DIRECTIONS FOR THIS TASK: Looking through the listing, how many of its lines hold the word "помощью"? Answer with only the number.

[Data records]
/---

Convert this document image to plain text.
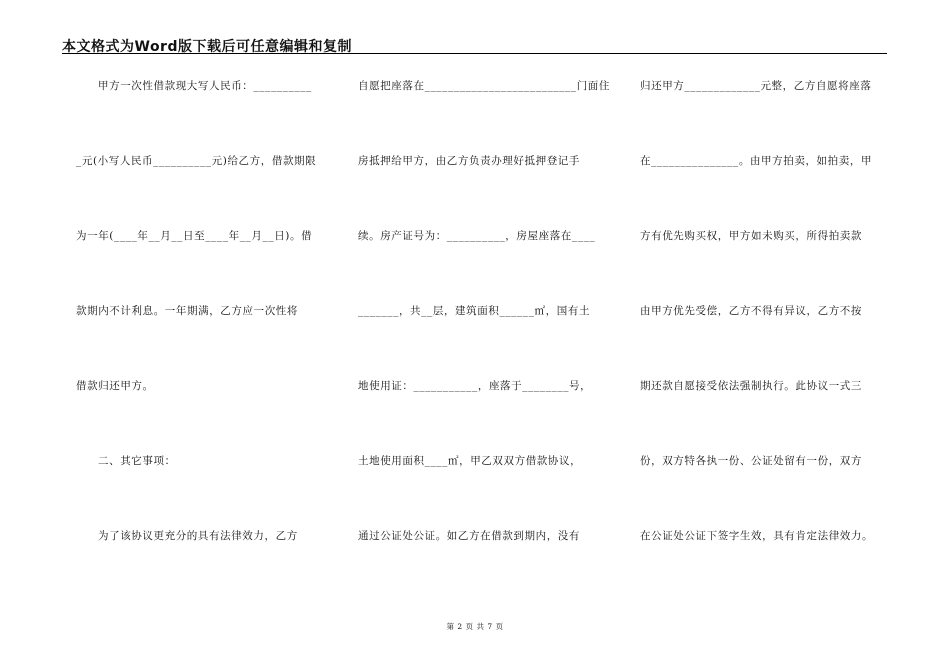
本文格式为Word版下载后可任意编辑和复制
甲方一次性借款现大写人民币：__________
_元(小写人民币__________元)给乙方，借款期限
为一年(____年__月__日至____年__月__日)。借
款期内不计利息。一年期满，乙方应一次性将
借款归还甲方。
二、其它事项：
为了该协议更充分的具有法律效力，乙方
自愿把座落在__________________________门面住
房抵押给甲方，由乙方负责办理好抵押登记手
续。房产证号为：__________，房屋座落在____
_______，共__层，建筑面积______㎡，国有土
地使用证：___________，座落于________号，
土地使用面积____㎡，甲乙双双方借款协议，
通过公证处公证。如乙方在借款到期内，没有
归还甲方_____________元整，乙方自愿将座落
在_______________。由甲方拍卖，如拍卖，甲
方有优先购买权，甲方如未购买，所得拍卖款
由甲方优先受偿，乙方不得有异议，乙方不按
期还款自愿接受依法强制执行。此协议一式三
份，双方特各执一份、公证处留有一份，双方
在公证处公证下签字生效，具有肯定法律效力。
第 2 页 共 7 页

\---
/---

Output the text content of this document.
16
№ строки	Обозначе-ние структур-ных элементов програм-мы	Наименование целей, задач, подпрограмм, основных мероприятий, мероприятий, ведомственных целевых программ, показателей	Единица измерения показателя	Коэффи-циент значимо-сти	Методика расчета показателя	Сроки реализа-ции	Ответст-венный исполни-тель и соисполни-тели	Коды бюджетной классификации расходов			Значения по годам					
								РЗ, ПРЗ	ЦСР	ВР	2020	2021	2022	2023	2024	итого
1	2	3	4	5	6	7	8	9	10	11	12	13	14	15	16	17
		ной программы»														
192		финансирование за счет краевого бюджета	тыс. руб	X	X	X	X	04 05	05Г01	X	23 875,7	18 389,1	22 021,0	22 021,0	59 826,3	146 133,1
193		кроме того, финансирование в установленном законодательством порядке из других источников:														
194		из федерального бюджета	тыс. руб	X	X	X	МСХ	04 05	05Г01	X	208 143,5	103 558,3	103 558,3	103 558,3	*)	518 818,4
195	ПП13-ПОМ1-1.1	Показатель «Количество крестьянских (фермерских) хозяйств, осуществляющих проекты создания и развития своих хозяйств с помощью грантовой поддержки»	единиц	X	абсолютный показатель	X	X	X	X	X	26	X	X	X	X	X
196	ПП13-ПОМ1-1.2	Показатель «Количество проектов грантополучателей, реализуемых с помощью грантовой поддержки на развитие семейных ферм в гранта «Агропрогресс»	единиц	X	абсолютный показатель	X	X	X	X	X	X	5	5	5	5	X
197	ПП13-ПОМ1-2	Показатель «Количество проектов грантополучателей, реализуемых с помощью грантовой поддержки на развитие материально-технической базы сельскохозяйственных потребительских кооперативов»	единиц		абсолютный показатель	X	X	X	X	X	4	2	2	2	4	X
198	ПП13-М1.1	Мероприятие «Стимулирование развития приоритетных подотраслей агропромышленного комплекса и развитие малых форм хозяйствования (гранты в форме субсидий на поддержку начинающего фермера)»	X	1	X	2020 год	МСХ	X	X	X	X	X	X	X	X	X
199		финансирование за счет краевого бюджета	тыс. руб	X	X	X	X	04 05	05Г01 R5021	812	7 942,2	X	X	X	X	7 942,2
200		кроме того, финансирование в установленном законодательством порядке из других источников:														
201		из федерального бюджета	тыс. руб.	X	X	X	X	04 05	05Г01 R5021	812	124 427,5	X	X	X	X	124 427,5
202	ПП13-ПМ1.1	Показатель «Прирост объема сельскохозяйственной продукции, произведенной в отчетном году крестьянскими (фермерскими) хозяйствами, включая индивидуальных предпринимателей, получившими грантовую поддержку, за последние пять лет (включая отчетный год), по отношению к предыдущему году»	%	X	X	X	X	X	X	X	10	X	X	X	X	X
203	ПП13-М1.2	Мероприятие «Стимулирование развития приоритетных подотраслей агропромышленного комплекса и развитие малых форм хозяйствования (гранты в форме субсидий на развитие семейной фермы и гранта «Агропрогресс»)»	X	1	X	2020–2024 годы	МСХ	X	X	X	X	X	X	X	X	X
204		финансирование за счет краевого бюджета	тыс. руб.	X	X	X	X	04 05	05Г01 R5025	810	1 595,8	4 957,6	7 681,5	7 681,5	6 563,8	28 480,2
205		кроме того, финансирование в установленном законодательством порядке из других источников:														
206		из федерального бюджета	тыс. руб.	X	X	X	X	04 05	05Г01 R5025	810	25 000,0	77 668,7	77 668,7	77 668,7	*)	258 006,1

\---

OUTPUT OF THE TASK: 3